§ Source material:
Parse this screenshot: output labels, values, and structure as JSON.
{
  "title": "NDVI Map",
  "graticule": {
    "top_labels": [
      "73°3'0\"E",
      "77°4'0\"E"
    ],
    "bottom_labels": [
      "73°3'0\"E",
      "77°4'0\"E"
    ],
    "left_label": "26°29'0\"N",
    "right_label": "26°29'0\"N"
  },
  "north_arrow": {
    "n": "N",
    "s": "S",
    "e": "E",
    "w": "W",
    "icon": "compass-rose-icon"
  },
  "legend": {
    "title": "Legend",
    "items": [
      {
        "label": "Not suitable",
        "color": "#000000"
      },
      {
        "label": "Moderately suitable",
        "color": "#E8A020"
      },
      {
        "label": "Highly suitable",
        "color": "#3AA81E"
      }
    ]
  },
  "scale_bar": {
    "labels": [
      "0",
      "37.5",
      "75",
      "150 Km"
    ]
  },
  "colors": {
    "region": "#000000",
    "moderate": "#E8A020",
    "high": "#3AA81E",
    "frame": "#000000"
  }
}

§ What needs to be done: Copy out each line of the data where the string "suitable" appears.

§ Solved exercise:
        "label": "Not suitable",
        "label": "Moderately suitable",
        "label": "Highly suitable",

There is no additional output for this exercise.